> **What you are asked to do**
Skip the images and return the records below exactly.
+++ Data shown +++
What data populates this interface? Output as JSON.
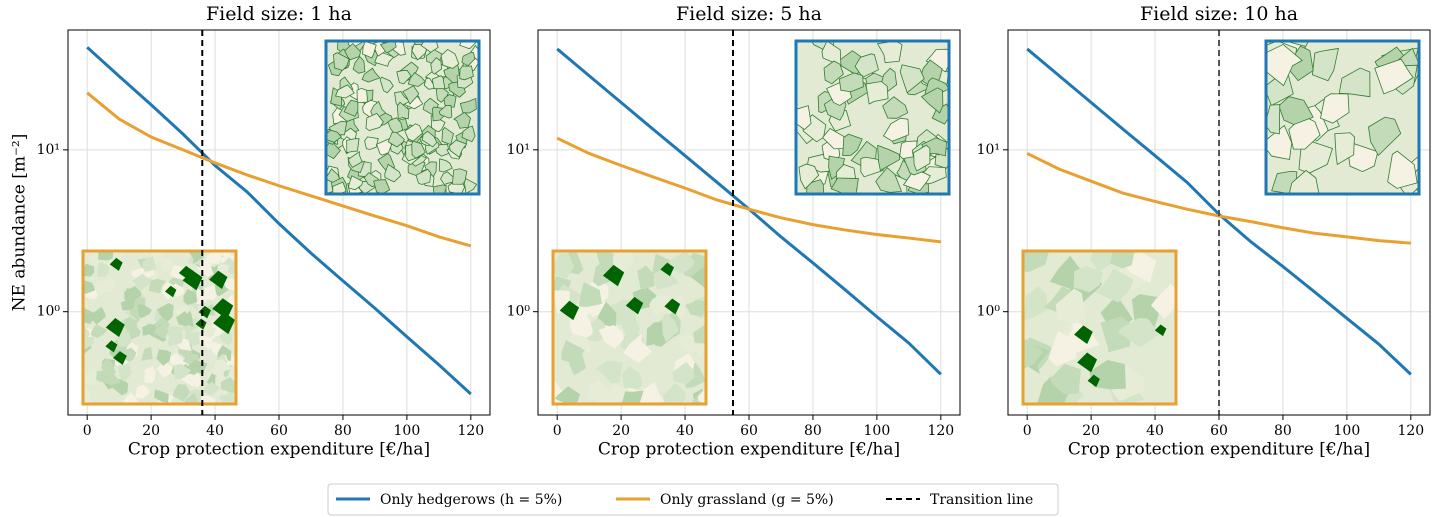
{
  "chart_data": [
    {
      "type": "line",
      "title": "Field size: 1 ha",
      "xlabel": "Crop protection expenditure [€/ha]",
      "ylabel": "NE abundance [m⁻²]",
      "x": [
        0,
        10,
        20,
        30,
        40,
        50,
        60,
        70,
        80,
        90,
        100,
        110,
        120
      ],
      "series": [
        {
          "name": "Only hedgerows (h = 5%)",
          "color": "#1f77b4",
          "values": [
            43,
            28.5,
            19,
            12.5,
            8.0,
            5.5,
            3.5,
            2.3,
            1.55,
            1.05,
            0.7,
            0.47,
            0.31
          ]
        },
        {
          "name": "Only grassland (g = 5%)",
          "color": "#e8a030",
          "values": [
            22.5,
            15.5,
            12,
            10,
            8.3,
            7,
            6,
            5.2,
            4.5,
            3.9,
            3.4,
            2.9,
            2.55
          ]
        }
      ],
      "vline": {
        "name": "Transition line",
        "x": 36,
        "color": "#000000"
      },
      "xlim": [
        -6,
        126
      ],
      "xticks": [
        0,
        20,
        40,
        60,
        80,
        100,
        120
      ],
      "ylim": [
        0.23,
        55
      ],
      "yticks": [
        {
          "value": 1,
          "label": "10⁰"
        },
        {
          "value": 10,
          "label": "10¹"
        }
      ],
      "log_y": true,
      "grid": true
    },
    {
      "type": "line",
      "title": "Field size: 5 ha",
      "xlabel": "Crop protection expenditure [€/ha]",
      "x": [
        0,
        10,
        20,
        30,
        40,
        50,
        60,
        70,
        80,
        90,
        100,
        110,
        120
      ],
      "series": [
        {
          "name": "Only hedgerows (h = 5%)",
          "color": "#1f77b4",
          "values": [
            42,
            28.7,
            19.6,
            13.4,
            9.2,
            6.3,
            4.3,
            2.9,
            2.0,
            1.37,
            0.93,
            0.64,
            0.41
          ]
        },
        {
          "name": "Only grassland (g = 5%)",
          "color": "#e8a030",
          "values": [
            11.8,
            9.5,
            8,
            6.8,
            5.8,
            4.9,
            4.3,
            3.8,
            3.45,
            3.2,
            3.0,
            2.85,
            2.7
          ]
        }
      ],
      "vline": {
        "name": "Transition line",
        "x": 55,
        "color": "#000000"
      },
      "xlim": [
        -6,
        126
      ],
      "xticks": [
        0,
        20,
        40,
        60,
        80,
        100,
        120
      ],
      "ylim": [
        0.23,
        55
      ],
      "yticks": [
        {
          "value": 1,
          "label": "10⁰"
        },
        {
          "value": 10,
          "label": "10¹"
        }
      ],
      "log_y": true,
      "grid": true
    },
    {
      "type": "line",
      "title": "Field size: 10 ha",
      "xlabel": "Crop protection expenditure [€/ha]",
      "x": [
        0,
        10,
        20,
        30,
        40,
        50,
        60,
        70,
        80,
        90,
        100,
        110,
        120
      ],
      "series": [
        {
          "name": "Only hedgerows (h = 5%)",
          "color": "#1f77b4",
          "values": [
            42,
            28.7,
            19.6,
            13.4,
            9.2,
            6.3,
            4.0,
            2.7,
            1.9,
            1.32,
            0.91,
            0.63,
            0.41
          ]
        },
        {
          "name": "Only grassland (g = 5%)",
          "color": "#e8a030",
          "values": [
            9.5,
            7.6,
            6.4,
            5.4,
            4.8,
            4.3,
            3.9,
            3.6,
            3.3,
            3.05,
            2.9,
            2.75,
            2.65
          ]
        }
      ],
      "vline": {
        "name": "Transition line",
        "x": 60,
        "color": "#555555"
      },
      "xlim": [
        -6,
        126
      ],
      "xticks": [
        0,
        20,
        40,
        60,
        80,
        100,
        120
      ],
      "ylim": [
        0.23,
        55
      ],
      "yticks": [
        {
          "value": 1,
          "label": "10⁰"
        },
        {
          "value": 10,
          "label": "10¹"
        }
      ],
      "log_y": true,
      "grid": true
    }
  ]
}
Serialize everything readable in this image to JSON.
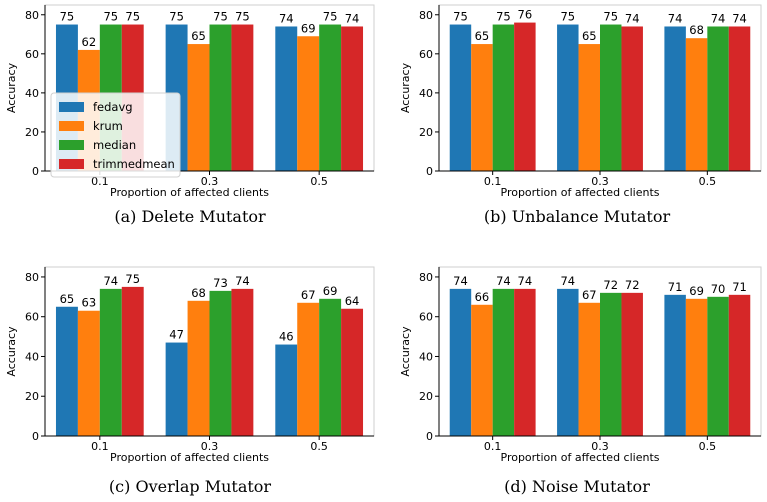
{
  "colors": {
    "fedavg": "#1f77b4",
    "krum": "#ff7f0e",
    "median": "#2ca02c",
    "trimmedmean": "#d62728"
  },
  "chart_data": [
    {
      "type": "bar",
      "caption": "(a) Delete Mutator",
      "categories": [
        "0.1",
        "0.3",
        "0.5"
      ],
      "xlabel": "Proportion of affected clients",
      "ylabel": "Accuracy",
      "ylim": [
        0,
        85
      ],
      "yticks": [
        0,
        20,
        40,
        60,
        80
      ],
      "grid": false,
      "legend": "center-left",
      "series": [
        {
          "name": "fedavg",
          "values": [
            75,
            75,
            74
          ]
        },
        {
          "name": "krum",
          "values": [
            62,
            65,
            69
          ]
        },
        {
          "name": "median",
          "values": [
            75,
            75,
            75
          ]
        },
        {
          "name": "trimmedmean",
          "values": [
            75,
            75,
            74
          ]
        }
      ]
    },
    {
      "type": "bar",
      "caption": "(b) Unbalance Mutator",
      "categories": [
        "0.1",
        "0.3",
        "0.5"
      ],
      "xlabel": "Proportion of affected clients",
      "ylabel": "Accuracy",
      "ylim": [
        0,
        85
      ],
      "yticks": [
        0,
        20,
        40,
        60,
        80
      ],
      "grid": false,
      "legend": "none",
      "series": [
        {
          "name": "fedavg",
          "values": [
            75,
            75,
            74
          ]
        },
        {
          "name": "krum",
          "values": [
            65,
            65,
            68
          ]
        },
        {
          "name": "median",
          "values": [
            75,
            75,
            74
          ]
        },
        {
          "name": "trimmedmean",
          "values": [
            76,
            74,
            74
          ]
        }
      ]
    },
    {
      "type": "bar",
      "caption": "(c) Overlap Mutator",
      "categories": [
        "0.1",
        "0.3",
        "0.5"
      ],
      "xlabel": "Proportion of affected clients",
      "ylabel": "Accuracy",
      "ylim": [
        0,
        85
      ],
      "yticks": [
        0,
        20,
        40,
        60,
        80
      ],
      "grid": false,
      "legend": "none",
      "series": [
        {
          "name": "fedavg",
          "values": [
            65,
            47,
            46
          ]
        },
        {
          "name": "krum",
          "values": [
            63,
            68,
            67
          ]
        },
        {
          "name": "median",
          "values": [
            74,
            73,
            69
          ]
        },
        {
          "name": "trimmedmean",
          "values": [
            75,
            74,
            64
          ]
        }
      ]
    },
    {
      "type": "bar",
      "caption": "(d) Noise Mutator",
      "categories": [
        "0.1",
        "0.3",
        "0.5"
      ],
      "xlabel": "Proportion of affected clients",
      "ylabel": "Accuracy",
      "ylim": [
        0,
        85
      ],
      "yticks": [
        0,
        20,
        40,
        60,
        80
      ],
      "grid": false,
      "legend": "none",
      "series": [
        {
          "name": "fedavg",
          "values": [
            74,
            74,
            71
          ]
        },
        {
          "name": "krum",
          "values": [
            66,
            67,
            69
          ]
        },
        {
          "name": "median",
          "values": [
            74,
            72,
            70
          ]
        },
        {
          "name": "trimmedmean",
          "values": [
            74,
            72,
            71
          ]
        }
      ]
    }
  ]
}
+++
> **Solution for this task**
What data populates this interface? Output as JSON.
{
  "chart_data": [
    {
      "type": "line",
      "title": "Field size: 1 ha",
      "xlabel": "Crop protection expenditure [€/ha]",
      "ylabel": "NE abundance [m⁻²]",
      "x": [
        0,
        10,
        20,
        30,
        40,
        50,
        60,
        70,
        80,
        90,
        100,
        110,
        120
      ],
      "series": [
        {
          "name": "Only hedgerows (h = 5%)",
          "color": "#1f77b4",
          "values": [
            43,
            28.5,
            19,
            12.5,
            8.0,
            5.5,
            3.5,
            2.3,
            1.55,
            1.05,
            0.7,
            0.47,
            0.31
          ]
        },
        {
          "name": "Only grassland (g = 5%)",
          "color": "#e8a030",
          "values": [
            22.5,
            15.5,
            12,
            10,
            8.3,
            7,
            6,
            5.2,
            4.5,
            3.9,
            3.4,
            2.9,
            2.55
          ]
        }
      ],
      "vline": {
        "name": "Transition line",
        "x": 36,
        "color": "#000000"
      },
      "xlim": [
        -6,
        126
      ],
      "xticks": [
        0,
        20,
        40,
        60,
        80,
        100,
        120
      ],
      "ylim": [
        0.23,
        55
      ],
      "yticks": [
        {
          "value": 1,
          "label": "10⁰"
        },
        {
          "value": 10,
          "label": "10¹"
        }
      ],
      "log_y": true,
      "grid": true
    },
    {
      "type": "line",
      "title": "Field size: 5 ha",
      "xlabel": "Crop protection expenditure [€/ha]",
      "x": [
        0,
        10,
        20,
        30,
        40,
        50,
        60,
        70,
        80,
        90,
        100,
        110,
        120
      ],
      "series": [
        {
          "name": "Only hedgerows (h = 5%)",
          "color": "#1f77b4",
          "values": [
            42,
            28.7,
            19.6,
            13.4,
            9.2,
            6.3,
            4.3,
            2.9,
            2.0,
            1.37,
            0.93,
            0.64,
            0.41
          ]
        },
        {
          "name": "Only grassland (g = 5%)",
          "color": "#e8a030",
          "values": [
            11.8,
            9.5,
            8,
            6.8,
            5.8,
            4.9,
            4.3,
            3.8,
            3.45,
            3.2,
            3.0,
            2.85,
            2.7
          ]
        }
      ],
      "vline": {
        "name": "Transition line",
        "x": 55,
        "color": "#000000"
      },
      "xlim": [
        -6,
        126
      ],
      "xticks": [
        0,
        20,
        40,
        60,
        80,
        100,
        120
      ],
      "ylim": [
        0.23,
        55
      ],
      "yticks": [
        {
          "value": 1,
          "label": "10⁰"
        },
        {
          "value": 10,
          "label": "10¹"
        }
      ],
      "log_y": true,
      "grid": true
    },
    {
      "type": "line",
      "title": "Field size: 10 ha",
      "xlabel": "Crop protection expenditure [€/ha]",
      "x": [
        0,
        10,
        20,
        30,
        40,
        50,
        60,
        70,
        80,
        90,
        100,
        110,
        120
      ],
      "series": [
        {
          "name": "Only hedgerows (h = 5%)",
          "color": "#1f77b4",
          "values": [
            42,
            28.7,
            19.6,
            13.4,
            9.2,
            6.3,
            4.0,
            2.7,
            1.9,
            1.32,
            0.91,
            0.63,
            0.41
          ]
        },
        {
          "name": "Only grassland (g = 5%)",
          "color": "#e8a030",
          "values": [
            9.5,
            7.6,
            6.4,
            5.4,
            4.8,
            4.3,
            3.9,
            3.6,
            3.3,
            3.05,
            2.9,
            2.75,
            2.65
          ]
        }
      ],
      "vline": {
        "name": "Transition line",
        "x": 60,
        "color": "#555555"
      },
      "xlim": [
        -6,
        126
      ],
      "xticks": [
        0,
        20,
        40,
        60,
        80,
        100,
        120
      ],
      "ylim": [
        0.23,
        55
      ],
      "yticks": [
        {
          "value": 1,
          "label": "10⁰"
        },
        {
          "value": 10,
          "label": "10¹"
        }
      ],
      "log_y": true,
      "grid": true
    }
  ]
}
Serialize everything readable in this image to JSON.
{
  "colors": {
    "fedavg": "#1f77b4",
    "krum": "#ff7f0e",
    "median": "#2ca02c",
    "trimmedmean": "#d62728"
  },
  "chart_data": [
    {
      "type": "bar",
      "caption": "(a) Delete Mutator",
      "categories": [
        "0.1",
        "0.3",
        "0.5"
      ],
      "xlabel": "Proportion of affected clients",
      "ylabel": "Accuracy",
      "ylim": [
        0,
        85
      ],
      "yticks": [
        0,
        20,
        40,
        60,
        80
      ],
      "grid": false,
      "legend": "center-left",
      "series": [
        {
          "name": "fedavg",
          "values": [
            75,
            75,
            74
          ]
        },
        {
          "name": "krum",
          "values": [
            62,
            65,
            69
          ]
        },
        {
          "name": "median",
          "values": [
            75,
            75,
            75
          ]
        },
        {
          "name": "trimmedmean",
          "values": [
            75,
            75,
            74
          ]
        }
      ]
    },
    {
      "type": "bar",
      "caption": "(b) Unbalance Mutator",
      "categories": [
        "0.1",
        "0.3",
        "0.5"
      ],
      "xlabel": "Proportion of affected clients",
      "ylabel": "Accuracy",
      "ylim": [
        0,
        85
      ],
      "yticks": [
        0,
        20,
        40,
        60,
        80
      ],
      "grid": false,
      "legend": "none",
      "series": [
        {
          "name": "fedavg",
          "values": [
            75,
            75,
            74
          ]
        },
        {
          "name": "krum",
          "values": [
            65,
            65,
            68
          ]
        },
        {
          "name": "median",
          "values": [
            75,
            75,
            74
          ]
        },
        {
          "name": "trimmedmean",
          "values": [
            76,
            74,
            74
          ]
        }
      ]
    },
    {
      "type": "bar",
      "caption": "(c) Overlap Mutator",
      "categories": [
        "0.1",
        "0.3",
        "0.5"
      ],
      "xlabel": "Proportion of affected clients",
      "ylabel": "Accuracy",
      "ylim": [
        0,
        85
      ],
      "yticks": [
        0,
        20,
        40,
        60,
        80
      ],
      "grid": false,
      "legend": "none",
      "series": [
        {
          "name": "fedavg",
          "values": [
            65,
            47,
            46
          ]
        },
        {
          "name": "krum",
          "values": [
            63,
            68,
            67
          ]
        },
        {
          "name": "median",
          "values": [
            74,
            73,
            69
          ]
        },
        {
          "name": "trimmedmean",
          "values": [
            75,
            74,
            64
          ]
        }
      ]
    },
    {
      "type": "bar",
      "caption": "(d) Noise Mutator",
      "categories": [
        "0.1",
        "0.3",
        "0.5"
      ],
      "xlabel": "Proportion of affected clients",
      "ylabel": "Accuracy",
      "ylim": [
        0,
        85
      ],
      "yticks": [
        0,
        20,
        40,
        60,
        80
      ],
      "grid": false,
      "legend": "none",
      "series": [
        {
          "name": "fedavg",
          "values": [
            74,
            74,
            71
          ]
        },
        {
          "name": "krum",
          "values": [
            66,
            67,
            69
          ]
        },
        {
          "name": "median",
          "values": [
            74,
            72,
            70
          ]
        },
        {
          "name": "trimmedmean",
          "values": [
            74,
            72,
            71
          ]
        }
      ]
    }
  ]
}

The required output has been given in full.